#### What you should do
Write out the data again exactly, skipping every picture.

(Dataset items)

* Start *

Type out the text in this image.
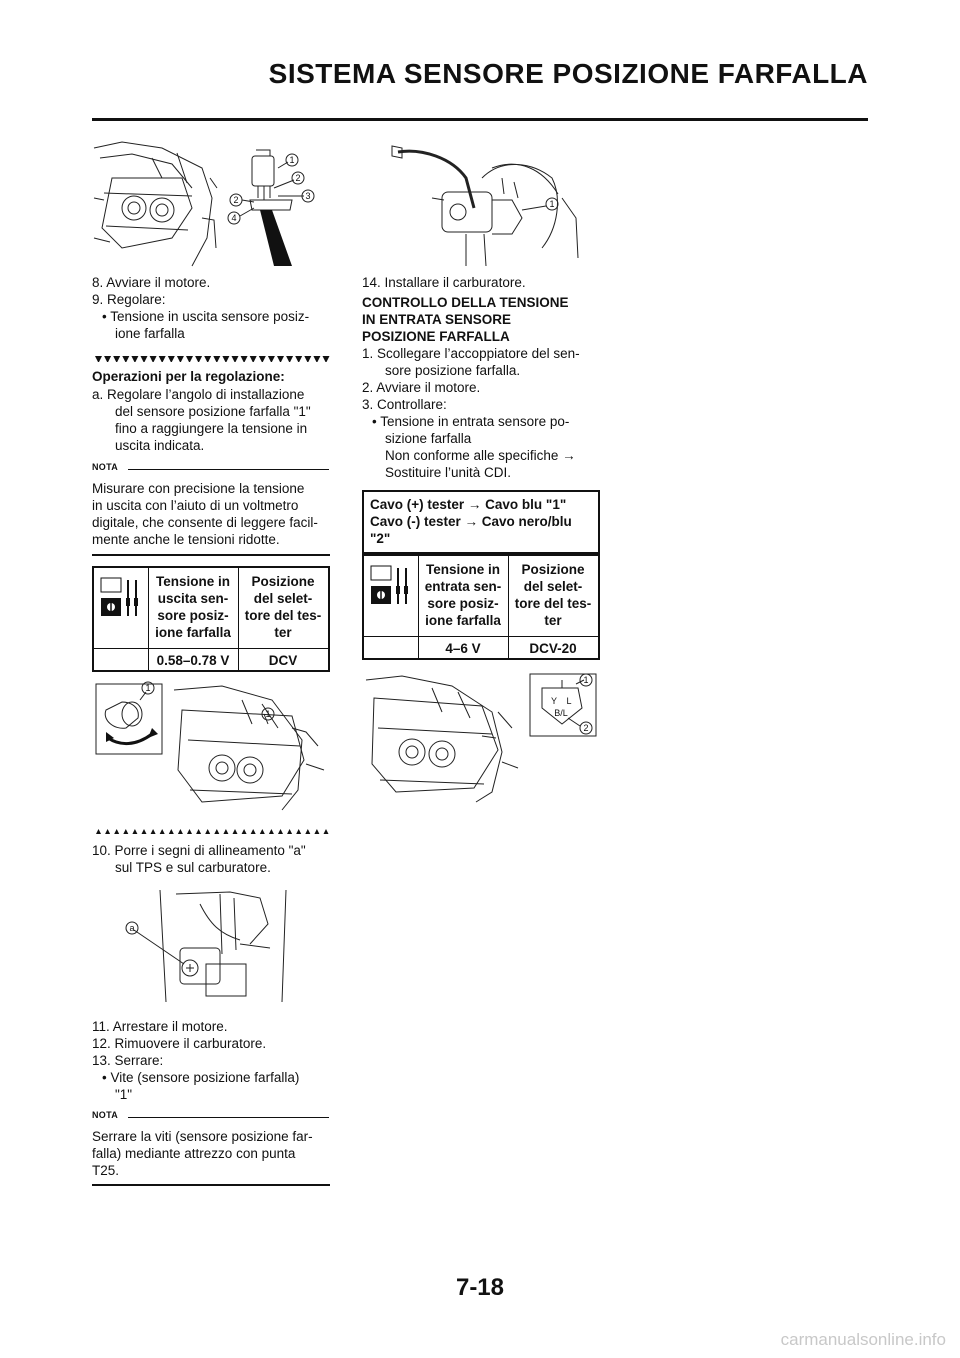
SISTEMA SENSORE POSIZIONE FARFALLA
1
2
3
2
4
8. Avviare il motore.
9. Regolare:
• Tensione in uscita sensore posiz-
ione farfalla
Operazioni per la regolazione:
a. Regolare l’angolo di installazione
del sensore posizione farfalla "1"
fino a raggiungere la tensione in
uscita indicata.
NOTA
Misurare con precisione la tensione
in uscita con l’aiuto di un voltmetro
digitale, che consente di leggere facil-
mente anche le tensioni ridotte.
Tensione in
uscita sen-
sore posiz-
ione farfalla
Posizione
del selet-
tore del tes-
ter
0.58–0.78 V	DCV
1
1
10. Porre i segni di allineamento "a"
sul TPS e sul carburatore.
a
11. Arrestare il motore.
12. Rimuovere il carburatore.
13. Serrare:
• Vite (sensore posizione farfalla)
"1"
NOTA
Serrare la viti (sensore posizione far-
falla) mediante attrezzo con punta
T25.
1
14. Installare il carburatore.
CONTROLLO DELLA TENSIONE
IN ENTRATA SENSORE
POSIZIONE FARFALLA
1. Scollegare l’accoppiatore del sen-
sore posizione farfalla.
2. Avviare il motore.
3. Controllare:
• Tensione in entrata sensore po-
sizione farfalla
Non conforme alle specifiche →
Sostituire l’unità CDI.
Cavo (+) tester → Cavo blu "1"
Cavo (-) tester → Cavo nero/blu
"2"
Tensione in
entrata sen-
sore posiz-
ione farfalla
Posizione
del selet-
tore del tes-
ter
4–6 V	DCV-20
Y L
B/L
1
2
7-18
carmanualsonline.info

* End *

#### Output for this exercise
Type out the text in this image.
SISTEMA SENSORE POSIZIONE FARFALLA
1
2
3
2
4
8. Avviare il motore.
9. Regolare:
• Tensione in uscita sensore posiz-
ione farfalla
Operazioni per la regolazione:
a. Regolare l’angolo di installazione
del sensore posizione farfalla "1"
fino a raggiungere la tensione in
uscita indicata.
NOTA
Misurare con precisione la tensione
in uscita con l’aiuto di un voltmetro
digitale, che consente di leggere facil-
mente anche le tensioni ridotte.
Tensione in
uscita sen-
sore posiz-
ione farfalla
Posizione
del selet-
tore del tes-
ter
0.58–0.78 V	DCV
1
1
10. Porre i segni di allineamento "a"
sul TPS e sul carburatore.
a
11. Arrestare il motore.
12. Rimuovere il carburatore.
13. Serrare:
• Vite (sensore posizione farfalla)
"1"
NOTA
Serrare la viti (sensore posizione far-
falla) mediante attrezzo con punta
T25.
1
14. Installare il carburatore.
CONTROLLO DELLA TENSIONE
IN ENTRATA SENSORE
POSIZIONE FARFALLA
1. Scollegare l’accoppiatore del sen-
sore posizione farfalla.
2. Avviare il motore.
3. Controllare:
• Tensione in entrata sensore po-
sizione farfalla
Non conforme alle specifiche →
Sostituire l’unità CDI.
Cavo (+) tester → Cavo blu "1"
Cavo (-) tester → Cavo nero/blu
"2"
Tensione in
entrata sen-
sore posiz-
ione farfalla
Posizione
del selet-
tore del tes-
ter
4–6 V	DCV-20
Y L
B/L
1
2
7-18
carmanualsonline.info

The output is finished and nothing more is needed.